### Data entries for graphics
________________
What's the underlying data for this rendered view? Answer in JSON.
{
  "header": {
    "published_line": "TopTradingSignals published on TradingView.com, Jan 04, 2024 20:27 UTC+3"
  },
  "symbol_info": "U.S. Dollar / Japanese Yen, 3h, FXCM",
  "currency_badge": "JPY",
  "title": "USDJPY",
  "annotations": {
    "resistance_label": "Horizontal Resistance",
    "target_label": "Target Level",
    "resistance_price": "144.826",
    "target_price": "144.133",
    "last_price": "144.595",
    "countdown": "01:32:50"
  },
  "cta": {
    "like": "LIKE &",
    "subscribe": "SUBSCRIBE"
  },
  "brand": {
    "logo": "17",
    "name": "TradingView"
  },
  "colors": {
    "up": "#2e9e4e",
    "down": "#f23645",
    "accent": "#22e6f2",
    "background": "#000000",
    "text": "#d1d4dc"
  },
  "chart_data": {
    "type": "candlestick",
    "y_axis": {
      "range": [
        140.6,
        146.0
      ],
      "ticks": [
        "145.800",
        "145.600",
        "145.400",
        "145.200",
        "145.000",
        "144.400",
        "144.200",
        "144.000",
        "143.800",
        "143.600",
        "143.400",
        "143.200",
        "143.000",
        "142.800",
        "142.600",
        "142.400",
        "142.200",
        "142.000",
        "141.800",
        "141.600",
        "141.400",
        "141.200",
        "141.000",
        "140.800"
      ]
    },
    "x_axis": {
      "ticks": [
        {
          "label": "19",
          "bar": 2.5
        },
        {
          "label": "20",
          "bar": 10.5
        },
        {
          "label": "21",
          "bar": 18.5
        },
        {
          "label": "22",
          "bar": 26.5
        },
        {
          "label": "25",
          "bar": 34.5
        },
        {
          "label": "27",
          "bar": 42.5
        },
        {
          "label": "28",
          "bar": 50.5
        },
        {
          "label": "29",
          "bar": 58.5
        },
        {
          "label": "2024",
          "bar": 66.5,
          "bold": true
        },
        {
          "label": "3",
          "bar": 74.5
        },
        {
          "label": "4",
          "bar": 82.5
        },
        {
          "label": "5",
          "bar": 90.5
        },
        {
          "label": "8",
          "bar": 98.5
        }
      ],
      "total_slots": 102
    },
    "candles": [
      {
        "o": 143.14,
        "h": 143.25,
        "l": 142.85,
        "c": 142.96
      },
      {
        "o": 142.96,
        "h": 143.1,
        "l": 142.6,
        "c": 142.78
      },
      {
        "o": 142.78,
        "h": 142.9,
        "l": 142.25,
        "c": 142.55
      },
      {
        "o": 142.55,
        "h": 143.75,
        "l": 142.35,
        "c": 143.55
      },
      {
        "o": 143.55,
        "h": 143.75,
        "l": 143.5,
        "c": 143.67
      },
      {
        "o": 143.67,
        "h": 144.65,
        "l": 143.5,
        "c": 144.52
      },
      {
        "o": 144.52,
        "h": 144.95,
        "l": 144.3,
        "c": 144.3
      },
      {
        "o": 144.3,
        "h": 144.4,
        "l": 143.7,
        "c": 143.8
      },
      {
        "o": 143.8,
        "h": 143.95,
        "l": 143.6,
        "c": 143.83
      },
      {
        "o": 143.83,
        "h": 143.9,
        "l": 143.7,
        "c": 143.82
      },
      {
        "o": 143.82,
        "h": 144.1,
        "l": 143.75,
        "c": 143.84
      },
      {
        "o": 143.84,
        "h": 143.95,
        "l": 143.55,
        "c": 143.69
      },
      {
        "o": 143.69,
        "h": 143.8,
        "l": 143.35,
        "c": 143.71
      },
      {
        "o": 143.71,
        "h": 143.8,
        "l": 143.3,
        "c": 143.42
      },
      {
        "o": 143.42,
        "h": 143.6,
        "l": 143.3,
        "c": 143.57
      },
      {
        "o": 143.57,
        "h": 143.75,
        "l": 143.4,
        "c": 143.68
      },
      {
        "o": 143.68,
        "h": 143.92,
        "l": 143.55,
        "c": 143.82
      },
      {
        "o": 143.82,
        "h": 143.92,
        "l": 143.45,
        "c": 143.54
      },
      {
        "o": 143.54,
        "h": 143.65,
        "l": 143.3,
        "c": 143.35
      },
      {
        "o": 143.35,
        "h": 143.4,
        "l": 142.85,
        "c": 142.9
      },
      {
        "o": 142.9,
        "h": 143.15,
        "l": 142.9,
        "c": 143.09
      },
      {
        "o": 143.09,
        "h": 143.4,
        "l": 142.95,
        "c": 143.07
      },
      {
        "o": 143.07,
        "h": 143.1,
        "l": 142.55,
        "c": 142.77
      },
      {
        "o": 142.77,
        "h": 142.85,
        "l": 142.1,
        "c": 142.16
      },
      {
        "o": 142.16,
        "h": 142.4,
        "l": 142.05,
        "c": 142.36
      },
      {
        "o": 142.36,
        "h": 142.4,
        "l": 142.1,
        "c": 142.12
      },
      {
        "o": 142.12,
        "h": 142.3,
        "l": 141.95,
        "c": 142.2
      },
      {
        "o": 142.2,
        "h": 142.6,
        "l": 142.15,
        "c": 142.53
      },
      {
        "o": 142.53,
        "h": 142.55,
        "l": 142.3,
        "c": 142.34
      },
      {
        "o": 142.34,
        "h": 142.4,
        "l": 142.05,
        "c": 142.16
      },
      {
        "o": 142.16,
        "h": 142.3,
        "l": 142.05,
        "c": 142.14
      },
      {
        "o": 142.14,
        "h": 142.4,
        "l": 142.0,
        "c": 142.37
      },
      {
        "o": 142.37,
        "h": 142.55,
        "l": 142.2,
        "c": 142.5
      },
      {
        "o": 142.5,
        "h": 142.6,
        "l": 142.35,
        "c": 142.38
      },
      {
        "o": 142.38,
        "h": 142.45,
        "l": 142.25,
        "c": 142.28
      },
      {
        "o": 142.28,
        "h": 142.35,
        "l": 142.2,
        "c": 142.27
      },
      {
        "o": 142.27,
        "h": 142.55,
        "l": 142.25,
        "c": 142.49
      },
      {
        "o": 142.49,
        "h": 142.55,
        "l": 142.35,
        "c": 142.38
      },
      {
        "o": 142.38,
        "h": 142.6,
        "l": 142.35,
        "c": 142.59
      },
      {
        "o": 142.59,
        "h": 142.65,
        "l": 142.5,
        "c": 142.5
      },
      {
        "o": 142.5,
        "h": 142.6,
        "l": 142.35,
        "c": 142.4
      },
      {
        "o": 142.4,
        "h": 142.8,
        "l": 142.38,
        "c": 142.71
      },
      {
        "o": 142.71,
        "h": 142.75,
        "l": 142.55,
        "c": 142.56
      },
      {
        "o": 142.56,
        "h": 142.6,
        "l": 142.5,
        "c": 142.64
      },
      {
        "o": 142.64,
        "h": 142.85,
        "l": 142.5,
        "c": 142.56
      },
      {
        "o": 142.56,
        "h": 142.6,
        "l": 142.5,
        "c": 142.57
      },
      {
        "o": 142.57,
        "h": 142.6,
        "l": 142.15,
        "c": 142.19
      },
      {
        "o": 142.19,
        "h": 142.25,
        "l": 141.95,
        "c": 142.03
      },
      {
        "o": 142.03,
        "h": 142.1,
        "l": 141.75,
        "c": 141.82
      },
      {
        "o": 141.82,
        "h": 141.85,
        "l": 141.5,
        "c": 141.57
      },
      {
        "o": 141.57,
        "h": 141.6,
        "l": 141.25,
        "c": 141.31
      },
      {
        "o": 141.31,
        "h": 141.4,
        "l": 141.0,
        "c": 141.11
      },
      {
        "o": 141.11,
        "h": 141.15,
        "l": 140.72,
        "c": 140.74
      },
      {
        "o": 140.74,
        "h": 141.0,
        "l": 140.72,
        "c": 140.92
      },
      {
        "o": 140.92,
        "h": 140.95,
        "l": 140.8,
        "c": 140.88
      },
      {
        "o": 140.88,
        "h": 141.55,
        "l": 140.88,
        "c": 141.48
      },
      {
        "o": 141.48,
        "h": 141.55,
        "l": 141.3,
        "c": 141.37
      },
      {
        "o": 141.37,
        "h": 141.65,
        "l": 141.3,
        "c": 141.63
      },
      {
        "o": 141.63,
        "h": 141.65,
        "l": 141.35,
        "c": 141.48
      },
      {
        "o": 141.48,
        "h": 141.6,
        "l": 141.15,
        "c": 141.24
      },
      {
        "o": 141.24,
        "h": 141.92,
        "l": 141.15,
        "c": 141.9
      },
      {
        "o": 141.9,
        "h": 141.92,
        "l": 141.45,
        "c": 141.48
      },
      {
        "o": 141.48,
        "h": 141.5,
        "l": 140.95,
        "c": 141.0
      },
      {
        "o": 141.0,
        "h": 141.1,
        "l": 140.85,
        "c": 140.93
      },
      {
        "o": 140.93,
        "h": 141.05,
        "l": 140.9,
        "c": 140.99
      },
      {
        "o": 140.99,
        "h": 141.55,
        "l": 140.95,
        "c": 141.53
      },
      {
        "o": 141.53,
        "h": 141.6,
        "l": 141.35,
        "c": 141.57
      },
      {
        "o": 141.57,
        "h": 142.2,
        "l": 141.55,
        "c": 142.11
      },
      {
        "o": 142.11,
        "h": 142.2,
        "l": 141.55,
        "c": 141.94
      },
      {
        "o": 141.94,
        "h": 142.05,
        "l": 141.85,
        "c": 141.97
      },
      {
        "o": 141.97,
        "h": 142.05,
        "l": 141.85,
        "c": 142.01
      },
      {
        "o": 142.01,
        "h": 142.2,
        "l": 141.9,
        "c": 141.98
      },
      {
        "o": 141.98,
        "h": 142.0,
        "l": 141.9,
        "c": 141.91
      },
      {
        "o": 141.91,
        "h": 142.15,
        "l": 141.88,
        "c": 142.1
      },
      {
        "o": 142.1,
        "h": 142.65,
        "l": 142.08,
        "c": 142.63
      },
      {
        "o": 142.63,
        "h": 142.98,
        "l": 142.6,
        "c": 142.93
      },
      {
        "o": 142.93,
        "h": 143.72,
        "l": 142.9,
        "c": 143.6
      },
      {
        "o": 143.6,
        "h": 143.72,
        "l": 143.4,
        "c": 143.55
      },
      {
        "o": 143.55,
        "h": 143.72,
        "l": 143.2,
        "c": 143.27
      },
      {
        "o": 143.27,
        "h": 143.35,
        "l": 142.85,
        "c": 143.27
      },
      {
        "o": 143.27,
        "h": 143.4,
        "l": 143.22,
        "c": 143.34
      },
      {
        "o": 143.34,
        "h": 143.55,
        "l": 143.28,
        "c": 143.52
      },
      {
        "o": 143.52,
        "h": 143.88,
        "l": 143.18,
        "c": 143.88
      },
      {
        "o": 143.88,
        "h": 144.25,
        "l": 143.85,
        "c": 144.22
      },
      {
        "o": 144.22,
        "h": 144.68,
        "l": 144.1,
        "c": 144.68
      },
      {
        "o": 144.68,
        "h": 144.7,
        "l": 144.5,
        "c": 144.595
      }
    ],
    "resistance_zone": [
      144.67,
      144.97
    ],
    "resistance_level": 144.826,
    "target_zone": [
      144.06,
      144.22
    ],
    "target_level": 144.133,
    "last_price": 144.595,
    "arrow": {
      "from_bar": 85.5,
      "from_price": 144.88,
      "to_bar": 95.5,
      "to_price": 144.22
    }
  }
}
________________
### The task
Check the records above line by line and tally those holding the string "TradingView". Answer with the number only.

### Written solution
2